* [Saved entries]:
---

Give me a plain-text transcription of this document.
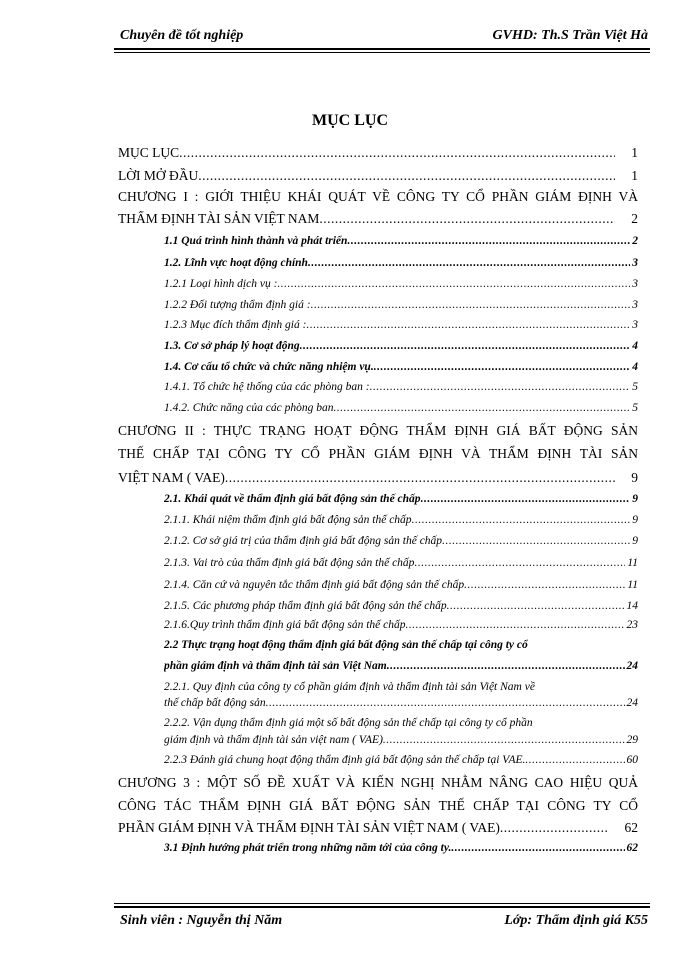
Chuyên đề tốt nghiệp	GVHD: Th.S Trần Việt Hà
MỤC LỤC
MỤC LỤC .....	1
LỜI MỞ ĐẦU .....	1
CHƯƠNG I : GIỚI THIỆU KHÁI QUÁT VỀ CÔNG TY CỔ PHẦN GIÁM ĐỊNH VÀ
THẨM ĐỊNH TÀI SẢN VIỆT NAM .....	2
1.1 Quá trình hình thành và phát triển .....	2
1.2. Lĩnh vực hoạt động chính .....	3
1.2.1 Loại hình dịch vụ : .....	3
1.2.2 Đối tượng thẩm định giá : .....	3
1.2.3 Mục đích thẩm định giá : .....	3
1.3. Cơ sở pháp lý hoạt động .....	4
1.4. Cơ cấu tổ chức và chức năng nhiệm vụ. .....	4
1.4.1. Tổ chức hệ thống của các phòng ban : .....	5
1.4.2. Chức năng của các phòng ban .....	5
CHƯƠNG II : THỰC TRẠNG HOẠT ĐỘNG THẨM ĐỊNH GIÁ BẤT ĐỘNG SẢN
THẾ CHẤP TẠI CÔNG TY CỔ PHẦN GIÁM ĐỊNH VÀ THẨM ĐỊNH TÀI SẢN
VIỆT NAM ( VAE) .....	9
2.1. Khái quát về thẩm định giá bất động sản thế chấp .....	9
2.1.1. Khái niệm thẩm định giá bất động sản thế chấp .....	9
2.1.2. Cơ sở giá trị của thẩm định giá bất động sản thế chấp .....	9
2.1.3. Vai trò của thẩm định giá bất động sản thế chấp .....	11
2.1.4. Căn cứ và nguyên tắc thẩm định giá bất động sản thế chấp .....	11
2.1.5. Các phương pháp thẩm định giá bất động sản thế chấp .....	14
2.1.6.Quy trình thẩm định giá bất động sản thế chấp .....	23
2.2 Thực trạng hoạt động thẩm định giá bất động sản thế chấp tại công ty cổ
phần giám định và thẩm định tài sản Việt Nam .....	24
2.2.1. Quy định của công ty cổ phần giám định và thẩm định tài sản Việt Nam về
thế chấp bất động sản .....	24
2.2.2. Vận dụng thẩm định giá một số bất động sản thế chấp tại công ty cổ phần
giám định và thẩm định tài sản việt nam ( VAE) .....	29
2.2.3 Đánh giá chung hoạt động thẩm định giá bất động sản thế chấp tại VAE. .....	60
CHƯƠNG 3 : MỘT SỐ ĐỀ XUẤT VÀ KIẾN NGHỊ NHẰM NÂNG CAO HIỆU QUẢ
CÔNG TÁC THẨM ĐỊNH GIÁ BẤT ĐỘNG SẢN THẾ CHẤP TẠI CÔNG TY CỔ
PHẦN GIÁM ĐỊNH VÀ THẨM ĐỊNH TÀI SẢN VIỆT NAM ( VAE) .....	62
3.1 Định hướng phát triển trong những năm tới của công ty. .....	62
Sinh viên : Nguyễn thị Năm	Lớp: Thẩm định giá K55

---

* [Task goal]: Search the entries for the string "phòng" and collect each line that has it.

* [Final result]:
1.4.1. Tổ chức hệ thống của các phòng ban : .....	5
1.4.2. Chức năng của các phòng ban .....	5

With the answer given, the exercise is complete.